> Given request:
Copy out all lines in the data below containing the string "Contains".

> Available data:
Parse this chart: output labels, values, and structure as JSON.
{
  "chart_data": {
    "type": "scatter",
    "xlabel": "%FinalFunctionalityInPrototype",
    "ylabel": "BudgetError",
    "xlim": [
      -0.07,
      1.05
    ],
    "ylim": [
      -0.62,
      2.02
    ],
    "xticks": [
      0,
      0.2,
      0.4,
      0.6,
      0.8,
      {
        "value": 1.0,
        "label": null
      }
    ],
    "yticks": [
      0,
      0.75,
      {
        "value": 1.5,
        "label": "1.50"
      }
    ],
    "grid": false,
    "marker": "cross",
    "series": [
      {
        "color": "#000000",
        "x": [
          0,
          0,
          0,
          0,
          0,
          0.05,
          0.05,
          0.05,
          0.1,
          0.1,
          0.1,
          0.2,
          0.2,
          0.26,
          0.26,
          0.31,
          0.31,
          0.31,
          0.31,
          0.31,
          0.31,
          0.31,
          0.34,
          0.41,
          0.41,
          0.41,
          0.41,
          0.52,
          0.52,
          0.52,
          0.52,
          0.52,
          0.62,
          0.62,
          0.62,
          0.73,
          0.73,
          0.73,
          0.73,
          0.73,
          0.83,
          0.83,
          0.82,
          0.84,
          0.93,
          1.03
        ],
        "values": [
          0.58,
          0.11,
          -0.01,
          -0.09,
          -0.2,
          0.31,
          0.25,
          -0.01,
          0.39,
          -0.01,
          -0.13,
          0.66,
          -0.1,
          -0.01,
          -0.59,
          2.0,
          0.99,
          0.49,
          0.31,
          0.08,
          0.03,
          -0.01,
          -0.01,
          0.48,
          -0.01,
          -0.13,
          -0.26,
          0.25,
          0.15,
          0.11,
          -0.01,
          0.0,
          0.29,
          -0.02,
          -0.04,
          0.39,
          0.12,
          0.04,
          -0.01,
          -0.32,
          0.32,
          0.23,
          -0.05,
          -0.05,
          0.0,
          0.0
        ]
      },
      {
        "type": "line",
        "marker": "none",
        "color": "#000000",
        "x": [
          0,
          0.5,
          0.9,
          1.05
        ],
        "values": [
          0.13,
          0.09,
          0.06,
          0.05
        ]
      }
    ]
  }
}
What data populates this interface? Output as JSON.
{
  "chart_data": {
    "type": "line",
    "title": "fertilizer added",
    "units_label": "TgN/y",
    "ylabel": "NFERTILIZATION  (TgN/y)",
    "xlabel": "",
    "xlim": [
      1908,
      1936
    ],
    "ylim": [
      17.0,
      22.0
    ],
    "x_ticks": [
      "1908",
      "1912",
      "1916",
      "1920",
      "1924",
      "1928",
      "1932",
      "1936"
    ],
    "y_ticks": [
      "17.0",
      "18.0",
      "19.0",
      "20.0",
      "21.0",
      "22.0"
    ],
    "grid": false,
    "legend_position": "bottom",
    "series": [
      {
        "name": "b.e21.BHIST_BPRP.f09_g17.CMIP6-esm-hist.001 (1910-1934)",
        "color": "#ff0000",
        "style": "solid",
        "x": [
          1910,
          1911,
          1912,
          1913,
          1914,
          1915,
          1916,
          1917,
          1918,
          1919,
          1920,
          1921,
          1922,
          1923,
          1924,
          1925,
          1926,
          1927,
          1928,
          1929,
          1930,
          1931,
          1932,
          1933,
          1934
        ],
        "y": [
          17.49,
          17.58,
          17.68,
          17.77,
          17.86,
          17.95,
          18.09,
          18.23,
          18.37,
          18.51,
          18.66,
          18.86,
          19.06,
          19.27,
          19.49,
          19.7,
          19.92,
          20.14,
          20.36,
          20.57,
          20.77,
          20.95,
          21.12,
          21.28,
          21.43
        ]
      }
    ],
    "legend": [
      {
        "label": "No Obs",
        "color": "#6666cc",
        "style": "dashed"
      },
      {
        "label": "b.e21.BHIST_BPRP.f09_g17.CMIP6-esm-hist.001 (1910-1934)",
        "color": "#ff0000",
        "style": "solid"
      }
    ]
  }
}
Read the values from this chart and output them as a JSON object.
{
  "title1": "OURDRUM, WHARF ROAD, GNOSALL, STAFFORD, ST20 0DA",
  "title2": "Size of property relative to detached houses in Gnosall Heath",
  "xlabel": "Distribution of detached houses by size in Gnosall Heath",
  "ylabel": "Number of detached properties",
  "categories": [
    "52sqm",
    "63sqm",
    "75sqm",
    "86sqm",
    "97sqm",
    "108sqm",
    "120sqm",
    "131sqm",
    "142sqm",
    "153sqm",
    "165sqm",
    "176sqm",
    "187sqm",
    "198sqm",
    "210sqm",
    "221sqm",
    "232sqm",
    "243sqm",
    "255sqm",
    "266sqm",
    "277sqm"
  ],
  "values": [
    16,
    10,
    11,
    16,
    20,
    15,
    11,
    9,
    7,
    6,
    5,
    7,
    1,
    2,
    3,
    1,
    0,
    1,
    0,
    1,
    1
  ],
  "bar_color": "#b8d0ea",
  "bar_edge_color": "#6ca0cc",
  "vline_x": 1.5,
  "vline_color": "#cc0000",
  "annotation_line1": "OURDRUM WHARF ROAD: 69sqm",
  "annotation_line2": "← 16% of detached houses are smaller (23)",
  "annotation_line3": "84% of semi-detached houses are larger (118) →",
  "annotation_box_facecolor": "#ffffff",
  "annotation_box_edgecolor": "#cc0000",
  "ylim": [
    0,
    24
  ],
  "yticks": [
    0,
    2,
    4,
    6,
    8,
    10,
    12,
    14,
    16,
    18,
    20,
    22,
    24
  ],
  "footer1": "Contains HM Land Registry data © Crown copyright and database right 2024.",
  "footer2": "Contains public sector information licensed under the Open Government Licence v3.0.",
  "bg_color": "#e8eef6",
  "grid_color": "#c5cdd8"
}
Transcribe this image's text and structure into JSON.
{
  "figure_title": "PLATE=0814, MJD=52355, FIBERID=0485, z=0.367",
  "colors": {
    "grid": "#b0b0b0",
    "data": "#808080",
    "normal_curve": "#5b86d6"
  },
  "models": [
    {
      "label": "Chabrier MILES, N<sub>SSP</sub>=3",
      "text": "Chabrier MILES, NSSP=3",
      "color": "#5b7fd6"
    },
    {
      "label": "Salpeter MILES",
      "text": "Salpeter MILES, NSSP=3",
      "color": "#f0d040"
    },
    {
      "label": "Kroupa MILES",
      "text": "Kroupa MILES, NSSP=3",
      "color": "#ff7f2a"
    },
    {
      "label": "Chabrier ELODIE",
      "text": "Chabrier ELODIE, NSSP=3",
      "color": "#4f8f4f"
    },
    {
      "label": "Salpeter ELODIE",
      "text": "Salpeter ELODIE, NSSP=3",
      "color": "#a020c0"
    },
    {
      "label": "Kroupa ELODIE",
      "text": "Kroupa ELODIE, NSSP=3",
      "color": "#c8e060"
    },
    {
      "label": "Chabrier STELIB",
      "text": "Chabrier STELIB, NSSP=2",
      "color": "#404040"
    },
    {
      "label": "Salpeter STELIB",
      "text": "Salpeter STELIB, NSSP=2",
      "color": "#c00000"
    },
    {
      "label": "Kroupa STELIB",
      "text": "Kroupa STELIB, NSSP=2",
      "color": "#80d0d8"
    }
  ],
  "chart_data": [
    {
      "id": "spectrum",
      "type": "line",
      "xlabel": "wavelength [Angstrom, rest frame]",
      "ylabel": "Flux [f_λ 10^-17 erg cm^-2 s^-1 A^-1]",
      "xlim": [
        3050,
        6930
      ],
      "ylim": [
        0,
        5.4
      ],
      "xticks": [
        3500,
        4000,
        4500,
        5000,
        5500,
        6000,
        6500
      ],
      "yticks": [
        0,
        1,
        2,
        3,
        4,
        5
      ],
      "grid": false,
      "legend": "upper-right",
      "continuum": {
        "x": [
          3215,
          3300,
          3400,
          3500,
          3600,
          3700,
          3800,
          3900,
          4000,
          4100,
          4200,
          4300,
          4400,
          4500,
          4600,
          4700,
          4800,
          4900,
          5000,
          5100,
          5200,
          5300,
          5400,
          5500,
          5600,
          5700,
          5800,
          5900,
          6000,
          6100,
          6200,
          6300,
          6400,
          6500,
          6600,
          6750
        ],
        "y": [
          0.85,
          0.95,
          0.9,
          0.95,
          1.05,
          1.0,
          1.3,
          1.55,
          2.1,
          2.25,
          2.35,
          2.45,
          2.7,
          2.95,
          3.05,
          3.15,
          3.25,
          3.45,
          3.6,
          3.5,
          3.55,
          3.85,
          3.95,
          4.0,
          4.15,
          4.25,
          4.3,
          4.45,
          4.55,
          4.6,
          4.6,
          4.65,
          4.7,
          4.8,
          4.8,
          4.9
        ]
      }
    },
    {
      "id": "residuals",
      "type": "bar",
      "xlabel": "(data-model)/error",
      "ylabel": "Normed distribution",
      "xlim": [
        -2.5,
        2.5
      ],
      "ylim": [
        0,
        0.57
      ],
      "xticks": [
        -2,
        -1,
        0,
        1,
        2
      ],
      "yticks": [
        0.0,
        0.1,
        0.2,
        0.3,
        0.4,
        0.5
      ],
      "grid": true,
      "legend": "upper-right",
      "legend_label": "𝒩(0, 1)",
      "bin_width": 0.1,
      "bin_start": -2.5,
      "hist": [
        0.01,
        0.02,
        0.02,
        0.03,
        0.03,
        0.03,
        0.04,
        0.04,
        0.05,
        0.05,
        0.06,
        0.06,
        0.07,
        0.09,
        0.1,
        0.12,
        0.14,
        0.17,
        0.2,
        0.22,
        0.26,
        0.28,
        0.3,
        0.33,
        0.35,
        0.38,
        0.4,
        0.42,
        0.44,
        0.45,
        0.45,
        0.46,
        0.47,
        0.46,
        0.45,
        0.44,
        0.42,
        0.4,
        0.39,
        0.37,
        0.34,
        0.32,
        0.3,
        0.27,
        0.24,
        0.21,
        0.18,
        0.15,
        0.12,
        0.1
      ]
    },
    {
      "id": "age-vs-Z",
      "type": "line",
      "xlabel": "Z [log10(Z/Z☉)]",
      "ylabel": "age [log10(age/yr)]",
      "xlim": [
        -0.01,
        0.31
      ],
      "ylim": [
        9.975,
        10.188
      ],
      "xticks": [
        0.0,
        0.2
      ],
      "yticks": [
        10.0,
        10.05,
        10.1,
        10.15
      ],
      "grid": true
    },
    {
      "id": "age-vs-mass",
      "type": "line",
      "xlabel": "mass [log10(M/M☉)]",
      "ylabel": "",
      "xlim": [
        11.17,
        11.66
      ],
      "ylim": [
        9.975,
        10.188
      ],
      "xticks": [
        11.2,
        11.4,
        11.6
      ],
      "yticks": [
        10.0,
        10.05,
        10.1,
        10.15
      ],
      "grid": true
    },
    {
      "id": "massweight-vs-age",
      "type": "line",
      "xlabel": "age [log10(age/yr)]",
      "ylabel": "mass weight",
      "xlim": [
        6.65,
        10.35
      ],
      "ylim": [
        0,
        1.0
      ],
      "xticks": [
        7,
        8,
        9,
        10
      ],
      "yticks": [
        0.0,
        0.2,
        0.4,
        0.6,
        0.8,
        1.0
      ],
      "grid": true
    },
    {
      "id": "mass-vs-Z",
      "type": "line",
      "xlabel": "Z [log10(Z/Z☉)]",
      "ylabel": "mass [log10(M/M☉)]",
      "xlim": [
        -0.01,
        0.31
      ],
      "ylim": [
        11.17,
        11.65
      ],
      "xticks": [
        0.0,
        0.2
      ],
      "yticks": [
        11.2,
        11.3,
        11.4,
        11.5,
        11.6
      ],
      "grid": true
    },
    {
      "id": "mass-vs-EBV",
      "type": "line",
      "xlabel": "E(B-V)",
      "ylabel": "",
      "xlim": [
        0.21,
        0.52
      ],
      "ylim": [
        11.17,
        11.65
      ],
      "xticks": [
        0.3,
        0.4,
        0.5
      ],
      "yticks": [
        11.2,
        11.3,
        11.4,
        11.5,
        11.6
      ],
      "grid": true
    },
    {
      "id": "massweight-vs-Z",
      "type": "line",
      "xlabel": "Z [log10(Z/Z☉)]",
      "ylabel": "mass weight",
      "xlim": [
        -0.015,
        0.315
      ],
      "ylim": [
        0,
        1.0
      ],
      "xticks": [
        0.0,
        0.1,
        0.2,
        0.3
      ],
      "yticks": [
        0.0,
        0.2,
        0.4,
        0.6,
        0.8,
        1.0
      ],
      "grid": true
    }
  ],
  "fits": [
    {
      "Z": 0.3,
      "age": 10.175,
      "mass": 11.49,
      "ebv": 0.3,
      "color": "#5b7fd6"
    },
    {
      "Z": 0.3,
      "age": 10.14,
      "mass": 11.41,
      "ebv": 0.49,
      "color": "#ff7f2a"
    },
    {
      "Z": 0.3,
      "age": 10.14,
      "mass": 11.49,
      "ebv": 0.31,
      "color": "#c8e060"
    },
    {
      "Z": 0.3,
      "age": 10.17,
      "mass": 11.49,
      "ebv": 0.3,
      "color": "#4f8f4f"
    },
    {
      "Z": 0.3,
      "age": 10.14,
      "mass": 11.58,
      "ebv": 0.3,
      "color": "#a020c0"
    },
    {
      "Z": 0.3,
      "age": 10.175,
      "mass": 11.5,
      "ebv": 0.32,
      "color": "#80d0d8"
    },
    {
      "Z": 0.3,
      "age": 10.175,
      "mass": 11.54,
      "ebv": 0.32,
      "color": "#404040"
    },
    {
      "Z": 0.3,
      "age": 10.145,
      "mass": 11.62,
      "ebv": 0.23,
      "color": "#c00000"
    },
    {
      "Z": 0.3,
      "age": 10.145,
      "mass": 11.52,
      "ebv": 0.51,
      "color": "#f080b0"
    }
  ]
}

> Solution for this task:
  "footer1": "Contains HM Land Registry data © Crown copyright and database right 2024.",
  "footer2": "Contains public sector information licensed under the Open Government Licence v3.0.",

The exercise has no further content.